Goal ::
In the entries that follow, how many lines contain the word "的坐标为"? Answer with the number only.

Source material ::
%%

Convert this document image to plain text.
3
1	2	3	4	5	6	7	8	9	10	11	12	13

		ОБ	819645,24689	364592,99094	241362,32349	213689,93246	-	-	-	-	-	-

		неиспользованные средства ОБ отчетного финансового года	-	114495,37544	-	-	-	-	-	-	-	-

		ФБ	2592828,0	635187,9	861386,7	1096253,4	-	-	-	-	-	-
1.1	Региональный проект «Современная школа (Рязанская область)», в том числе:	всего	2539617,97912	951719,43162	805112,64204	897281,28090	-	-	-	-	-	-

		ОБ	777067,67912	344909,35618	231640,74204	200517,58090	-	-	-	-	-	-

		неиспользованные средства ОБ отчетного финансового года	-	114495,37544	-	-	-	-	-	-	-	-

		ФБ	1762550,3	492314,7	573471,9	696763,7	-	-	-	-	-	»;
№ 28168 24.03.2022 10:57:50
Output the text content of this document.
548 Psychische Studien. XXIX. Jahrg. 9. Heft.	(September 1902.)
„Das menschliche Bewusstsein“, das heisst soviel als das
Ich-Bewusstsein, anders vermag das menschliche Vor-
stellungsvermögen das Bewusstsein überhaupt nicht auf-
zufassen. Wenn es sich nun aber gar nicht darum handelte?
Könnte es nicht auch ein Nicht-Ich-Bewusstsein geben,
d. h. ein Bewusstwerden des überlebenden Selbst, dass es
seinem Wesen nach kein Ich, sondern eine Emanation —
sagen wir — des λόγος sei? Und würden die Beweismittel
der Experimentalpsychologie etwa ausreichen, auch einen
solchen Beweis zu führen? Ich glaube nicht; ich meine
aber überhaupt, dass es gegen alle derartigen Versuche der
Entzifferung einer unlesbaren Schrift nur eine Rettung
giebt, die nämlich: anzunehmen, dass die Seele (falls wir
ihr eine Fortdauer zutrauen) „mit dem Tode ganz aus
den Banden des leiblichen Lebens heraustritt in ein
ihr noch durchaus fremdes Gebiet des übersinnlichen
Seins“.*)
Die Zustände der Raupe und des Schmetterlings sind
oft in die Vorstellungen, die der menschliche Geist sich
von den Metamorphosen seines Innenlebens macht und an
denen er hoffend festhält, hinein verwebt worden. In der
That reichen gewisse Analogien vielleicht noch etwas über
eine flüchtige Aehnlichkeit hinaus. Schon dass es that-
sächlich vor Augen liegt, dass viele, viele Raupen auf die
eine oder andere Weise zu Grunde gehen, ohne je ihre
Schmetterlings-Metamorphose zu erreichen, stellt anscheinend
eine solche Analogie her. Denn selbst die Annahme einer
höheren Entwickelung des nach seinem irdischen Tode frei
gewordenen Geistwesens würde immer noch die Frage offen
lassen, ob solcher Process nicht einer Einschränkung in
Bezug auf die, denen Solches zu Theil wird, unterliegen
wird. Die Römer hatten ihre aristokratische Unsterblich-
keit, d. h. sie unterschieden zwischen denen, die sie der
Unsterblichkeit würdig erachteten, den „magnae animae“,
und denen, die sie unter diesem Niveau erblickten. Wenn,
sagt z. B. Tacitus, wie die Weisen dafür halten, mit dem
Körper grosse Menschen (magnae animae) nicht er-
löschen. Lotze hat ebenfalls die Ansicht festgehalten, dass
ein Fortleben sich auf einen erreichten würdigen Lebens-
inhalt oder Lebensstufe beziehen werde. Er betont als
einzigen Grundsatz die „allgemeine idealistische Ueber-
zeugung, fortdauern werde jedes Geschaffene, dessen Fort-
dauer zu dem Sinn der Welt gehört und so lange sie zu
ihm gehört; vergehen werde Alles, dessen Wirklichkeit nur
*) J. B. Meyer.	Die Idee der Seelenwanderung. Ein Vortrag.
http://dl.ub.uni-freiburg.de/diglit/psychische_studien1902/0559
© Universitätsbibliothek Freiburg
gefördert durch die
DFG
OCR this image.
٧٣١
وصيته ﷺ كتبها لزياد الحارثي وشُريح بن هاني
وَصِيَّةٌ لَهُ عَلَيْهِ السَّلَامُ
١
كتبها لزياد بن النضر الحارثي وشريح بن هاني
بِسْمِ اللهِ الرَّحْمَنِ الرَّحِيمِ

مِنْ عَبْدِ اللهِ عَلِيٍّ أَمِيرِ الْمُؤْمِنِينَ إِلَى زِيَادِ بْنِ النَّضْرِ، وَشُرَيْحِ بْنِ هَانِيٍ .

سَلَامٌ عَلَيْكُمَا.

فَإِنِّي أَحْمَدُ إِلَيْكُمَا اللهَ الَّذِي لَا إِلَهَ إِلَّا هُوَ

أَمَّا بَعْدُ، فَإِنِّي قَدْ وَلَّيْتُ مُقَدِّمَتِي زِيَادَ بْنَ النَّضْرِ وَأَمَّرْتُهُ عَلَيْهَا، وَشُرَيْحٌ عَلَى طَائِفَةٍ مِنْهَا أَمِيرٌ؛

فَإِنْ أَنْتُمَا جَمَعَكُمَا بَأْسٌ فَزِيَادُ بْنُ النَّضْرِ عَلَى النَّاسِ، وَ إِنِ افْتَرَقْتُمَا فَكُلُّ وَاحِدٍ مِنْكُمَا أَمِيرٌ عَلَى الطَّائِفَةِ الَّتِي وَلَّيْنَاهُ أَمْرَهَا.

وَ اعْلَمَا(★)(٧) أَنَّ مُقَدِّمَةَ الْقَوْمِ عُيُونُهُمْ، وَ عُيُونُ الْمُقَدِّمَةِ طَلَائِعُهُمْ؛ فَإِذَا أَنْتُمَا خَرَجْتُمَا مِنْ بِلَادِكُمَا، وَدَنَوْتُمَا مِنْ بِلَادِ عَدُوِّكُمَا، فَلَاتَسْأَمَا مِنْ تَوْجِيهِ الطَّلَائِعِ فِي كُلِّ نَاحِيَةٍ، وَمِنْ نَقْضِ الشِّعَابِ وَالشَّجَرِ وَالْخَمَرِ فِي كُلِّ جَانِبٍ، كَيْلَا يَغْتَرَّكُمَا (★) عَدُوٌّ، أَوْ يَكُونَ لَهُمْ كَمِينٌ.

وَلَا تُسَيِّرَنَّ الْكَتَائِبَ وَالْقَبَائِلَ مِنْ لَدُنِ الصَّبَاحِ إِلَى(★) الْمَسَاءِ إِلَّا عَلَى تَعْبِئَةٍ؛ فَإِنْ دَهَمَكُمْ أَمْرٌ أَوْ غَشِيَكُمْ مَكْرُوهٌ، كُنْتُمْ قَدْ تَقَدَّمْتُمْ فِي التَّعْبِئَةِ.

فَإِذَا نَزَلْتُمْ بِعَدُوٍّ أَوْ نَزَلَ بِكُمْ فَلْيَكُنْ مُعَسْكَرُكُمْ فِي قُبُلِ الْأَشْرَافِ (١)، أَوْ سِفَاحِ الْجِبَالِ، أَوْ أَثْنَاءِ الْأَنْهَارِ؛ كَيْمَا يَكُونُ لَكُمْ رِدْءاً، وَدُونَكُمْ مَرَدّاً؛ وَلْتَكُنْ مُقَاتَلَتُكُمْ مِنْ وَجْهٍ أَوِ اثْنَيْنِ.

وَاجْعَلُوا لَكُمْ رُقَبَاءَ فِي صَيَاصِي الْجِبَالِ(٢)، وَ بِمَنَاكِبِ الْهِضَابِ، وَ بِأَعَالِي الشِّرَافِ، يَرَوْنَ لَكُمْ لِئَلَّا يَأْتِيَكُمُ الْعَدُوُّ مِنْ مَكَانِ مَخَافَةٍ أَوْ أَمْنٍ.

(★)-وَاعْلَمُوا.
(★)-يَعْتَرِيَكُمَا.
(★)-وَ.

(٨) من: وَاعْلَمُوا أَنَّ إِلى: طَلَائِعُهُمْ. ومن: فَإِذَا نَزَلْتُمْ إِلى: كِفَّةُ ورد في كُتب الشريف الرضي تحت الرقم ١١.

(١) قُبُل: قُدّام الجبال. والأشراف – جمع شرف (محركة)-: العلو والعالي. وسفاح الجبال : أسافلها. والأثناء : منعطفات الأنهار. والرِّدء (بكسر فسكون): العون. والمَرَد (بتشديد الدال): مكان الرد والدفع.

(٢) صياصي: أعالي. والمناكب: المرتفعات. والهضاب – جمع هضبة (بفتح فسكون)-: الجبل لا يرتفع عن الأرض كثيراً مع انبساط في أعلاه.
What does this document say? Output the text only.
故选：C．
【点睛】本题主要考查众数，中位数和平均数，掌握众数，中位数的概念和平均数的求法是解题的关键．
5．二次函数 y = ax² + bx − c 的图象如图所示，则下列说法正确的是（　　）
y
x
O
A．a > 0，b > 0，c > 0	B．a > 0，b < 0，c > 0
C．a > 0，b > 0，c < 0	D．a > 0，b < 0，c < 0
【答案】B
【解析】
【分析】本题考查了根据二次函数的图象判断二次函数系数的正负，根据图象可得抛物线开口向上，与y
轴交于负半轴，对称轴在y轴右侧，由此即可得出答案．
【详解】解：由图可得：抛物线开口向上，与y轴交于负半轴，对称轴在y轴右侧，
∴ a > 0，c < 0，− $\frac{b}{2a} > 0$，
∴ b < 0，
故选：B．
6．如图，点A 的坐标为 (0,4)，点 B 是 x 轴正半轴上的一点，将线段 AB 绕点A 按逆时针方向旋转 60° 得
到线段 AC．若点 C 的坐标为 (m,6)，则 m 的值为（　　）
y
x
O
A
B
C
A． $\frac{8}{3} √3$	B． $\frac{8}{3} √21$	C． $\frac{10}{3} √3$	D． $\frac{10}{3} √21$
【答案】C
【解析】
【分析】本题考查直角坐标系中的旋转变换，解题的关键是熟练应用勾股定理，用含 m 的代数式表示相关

%%

The response ::
2